**Objective**
Your answer should be one number: how many lines of the data include the string "equity"?

Data items:
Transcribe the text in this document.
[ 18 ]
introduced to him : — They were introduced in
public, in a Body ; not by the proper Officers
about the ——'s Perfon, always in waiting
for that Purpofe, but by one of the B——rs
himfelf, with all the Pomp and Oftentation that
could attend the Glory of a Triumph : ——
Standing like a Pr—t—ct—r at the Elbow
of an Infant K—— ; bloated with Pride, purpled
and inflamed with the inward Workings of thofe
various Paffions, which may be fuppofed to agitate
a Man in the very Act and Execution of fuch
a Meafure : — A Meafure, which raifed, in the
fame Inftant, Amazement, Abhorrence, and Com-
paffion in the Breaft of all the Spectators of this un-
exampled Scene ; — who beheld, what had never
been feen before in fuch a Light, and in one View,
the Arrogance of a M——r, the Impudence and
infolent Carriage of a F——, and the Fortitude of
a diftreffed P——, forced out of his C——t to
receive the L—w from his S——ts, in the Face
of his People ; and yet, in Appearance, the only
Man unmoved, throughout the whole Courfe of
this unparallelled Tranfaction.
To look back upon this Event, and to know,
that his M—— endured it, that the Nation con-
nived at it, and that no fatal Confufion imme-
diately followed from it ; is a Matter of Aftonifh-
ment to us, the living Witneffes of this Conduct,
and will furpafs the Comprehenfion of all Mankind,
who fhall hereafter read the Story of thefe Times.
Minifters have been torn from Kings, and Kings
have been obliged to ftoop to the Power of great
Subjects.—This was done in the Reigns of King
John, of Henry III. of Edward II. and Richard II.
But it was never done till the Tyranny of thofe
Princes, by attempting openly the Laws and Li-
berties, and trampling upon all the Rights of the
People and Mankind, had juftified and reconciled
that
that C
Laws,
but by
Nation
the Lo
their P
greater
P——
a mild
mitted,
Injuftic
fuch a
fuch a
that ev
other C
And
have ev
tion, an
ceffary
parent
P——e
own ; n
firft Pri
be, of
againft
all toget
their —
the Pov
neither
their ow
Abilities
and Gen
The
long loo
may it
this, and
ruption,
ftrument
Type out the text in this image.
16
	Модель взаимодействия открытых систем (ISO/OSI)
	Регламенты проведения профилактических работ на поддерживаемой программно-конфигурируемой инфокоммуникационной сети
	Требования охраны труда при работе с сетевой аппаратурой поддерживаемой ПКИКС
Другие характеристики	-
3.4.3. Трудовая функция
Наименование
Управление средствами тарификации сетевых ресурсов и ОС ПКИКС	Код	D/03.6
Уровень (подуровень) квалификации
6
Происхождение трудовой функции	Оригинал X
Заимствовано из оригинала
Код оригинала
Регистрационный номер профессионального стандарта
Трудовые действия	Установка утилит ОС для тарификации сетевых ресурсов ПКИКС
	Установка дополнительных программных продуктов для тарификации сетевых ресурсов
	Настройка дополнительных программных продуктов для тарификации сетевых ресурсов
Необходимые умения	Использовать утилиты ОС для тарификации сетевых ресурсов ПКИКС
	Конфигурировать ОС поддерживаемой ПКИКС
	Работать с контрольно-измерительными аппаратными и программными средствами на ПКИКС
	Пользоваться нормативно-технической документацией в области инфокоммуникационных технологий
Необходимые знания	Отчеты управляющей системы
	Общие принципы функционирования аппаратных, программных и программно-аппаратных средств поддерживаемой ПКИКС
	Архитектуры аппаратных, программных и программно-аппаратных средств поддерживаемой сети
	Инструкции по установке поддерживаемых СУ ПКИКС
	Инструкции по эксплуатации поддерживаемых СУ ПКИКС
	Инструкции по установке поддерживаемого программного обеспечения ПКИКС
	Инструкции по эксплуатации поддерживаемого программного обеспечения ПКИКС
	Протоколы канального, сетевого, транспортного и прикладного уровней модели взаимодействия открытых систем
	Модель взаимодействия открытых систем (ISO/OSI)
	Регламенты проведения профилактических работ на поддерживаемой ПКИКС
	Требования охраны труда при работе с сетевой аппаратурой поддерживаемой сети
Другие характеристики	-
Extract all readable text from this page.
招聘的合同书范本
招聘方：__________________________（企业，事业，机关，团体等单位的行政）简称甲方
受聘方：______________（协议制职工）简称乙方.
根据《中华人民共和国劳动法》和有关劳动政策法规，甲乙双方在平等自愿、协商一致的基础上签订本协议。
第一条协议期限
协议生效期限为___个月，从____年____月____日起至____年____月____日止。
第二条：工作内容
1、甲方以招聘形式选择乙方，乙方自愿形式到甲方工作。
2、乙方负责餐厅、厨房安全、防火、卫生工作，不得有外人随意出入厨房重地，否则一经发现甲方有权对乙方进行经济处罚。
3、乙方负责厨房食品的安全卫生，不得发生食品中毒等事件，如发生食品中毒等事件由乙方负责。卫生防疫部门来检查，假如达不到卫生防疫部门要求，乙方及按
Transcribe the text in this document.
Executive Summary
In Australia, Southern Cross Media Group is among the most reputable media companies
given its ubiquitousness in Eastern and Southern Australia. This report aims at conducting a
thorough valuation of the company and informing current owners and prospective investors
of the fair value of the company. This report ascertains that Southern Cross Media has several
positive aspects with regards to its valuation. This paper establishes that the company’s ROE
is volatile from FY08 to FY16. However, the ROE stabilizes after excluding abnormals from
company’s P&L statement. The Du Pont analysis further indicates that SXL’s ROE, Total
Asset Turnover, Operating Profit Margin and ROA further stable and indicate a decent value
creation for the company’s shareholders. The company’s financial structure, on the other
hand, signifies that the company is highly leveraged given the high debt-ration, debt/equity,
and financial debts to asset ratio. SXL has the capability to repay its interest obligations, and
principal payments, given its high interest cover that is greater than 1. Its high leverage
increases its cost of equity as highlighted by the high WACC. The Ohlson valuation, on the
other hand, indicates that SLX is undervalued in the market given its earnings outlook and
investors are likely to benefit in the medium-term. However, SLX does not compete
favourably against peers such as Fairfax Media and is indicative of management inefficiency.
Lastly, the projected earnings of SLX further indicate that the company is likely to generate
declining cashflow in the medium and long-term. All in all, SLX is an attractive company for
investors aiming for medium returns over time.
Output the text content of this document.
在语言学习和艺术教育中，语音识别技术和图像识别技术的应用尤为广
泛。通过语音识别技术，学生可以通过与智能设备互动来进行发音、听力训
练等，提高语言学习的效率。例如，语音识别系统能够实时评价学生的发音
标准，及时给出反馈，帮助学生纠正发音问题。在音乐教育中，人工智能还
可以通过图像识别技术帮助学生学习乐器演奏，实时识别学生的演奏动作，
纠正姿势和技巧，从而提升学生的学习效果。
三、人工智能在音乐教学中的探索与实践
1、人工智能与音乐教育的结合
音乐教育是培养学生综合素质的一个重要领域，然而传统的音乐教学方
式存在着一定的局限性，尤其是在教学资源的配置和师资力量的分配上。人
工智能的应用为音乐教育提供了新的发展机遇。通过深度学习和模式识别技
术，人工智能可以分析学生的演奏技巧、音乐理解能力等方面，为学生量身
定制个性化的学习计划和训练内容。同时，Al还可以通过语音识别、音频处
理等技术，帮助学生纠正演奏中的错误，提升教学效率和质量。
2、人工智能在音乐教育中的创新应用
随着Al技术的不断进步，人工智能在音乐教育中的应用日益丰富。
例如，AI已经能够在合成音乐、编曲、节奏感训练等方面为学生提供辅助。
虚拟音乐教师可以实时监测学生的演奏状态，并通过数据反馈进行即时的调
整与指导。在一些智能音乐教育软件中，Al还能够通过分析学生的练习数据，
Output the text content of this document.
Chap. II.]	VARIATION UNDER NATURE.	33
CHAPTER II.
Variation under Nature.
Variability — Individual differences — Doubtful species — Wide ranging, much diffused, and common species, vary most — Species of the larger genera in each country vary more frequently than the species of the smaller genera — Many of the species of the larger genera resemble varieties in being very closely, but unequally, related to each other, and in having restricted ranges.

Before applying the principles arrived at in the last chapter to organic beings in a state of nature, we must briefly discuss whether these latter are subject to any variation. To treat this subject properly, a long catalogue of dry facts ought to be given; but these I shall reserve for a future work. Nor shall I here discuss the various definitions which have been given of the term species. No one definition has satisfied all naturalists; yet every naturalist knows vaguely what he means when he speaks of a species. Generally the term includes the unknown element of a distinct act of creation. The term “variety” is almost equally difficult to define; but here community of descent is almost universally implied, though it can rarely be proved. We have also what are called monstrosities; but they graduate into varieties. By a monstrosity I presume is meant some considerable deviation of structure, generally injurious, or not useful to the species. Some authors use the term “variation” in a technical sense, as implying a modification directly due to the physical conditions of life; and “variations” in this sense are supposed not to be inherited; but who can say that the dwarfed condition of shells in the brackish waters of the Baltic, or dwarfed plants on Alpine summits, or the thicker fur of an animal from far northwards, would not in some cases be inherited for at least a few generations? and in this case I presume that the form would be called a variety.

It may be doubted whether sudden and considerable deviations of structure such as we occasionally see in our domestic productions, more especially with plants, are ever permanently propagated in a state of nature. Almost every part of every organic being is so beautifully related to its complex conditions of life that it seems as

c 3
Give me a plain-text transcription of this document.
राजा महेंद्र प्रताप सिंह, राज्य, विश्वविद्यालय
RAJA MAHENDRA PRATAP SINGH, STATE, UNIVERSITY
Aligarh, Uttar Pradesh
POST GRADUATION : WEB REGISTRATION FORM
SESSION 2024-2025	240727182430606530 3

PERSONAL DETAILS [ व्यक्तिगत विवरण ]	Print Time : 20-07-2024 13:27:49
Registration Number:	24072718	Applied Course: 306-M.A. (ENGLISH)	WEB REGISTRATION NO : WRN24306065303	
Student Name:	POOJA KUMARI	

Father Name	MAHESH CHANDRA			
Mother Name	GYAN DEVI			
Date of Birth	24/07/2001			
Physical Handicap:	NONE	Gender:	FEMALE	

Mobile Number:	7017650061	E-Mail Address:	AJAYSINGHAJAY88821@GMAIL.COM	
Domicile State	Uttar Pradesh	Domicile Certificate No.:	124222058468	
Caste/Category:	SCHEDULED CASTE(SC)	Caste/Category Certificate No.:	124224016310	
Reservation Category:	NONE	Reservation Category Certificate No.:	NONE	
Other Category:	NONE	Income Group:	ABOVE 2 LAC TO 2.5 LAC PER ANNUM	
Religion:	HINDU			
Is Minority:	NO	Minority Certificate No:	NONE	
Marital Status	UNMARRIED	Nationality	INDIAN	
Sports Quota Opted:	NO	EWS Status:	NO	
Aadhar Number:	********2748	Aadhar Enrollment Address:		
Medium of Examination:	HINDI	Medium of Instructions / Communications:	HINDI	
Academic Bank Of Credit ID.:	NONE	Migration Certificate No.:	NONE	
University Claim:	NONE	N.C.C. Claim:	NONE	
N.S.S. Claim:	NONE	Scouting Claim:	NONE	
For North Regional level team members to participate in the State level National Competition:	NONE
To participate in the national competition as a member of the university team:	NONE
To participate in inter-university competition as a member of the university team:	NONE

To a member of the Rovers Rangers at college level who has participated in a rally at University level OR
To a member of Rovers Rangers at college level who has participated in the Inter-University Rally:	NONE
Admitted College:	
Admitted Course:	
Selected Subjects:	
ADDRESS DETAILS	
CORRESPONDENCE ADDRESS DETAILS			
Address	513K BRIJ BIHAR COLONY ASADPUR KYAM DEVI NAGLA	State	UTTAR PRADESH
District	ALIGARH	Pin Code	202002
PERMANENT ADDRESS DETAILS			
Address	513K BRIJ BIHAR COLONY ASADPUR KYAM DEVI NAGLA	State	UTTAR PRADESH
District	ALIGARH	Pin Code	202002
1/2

**Answer to the exercise**
2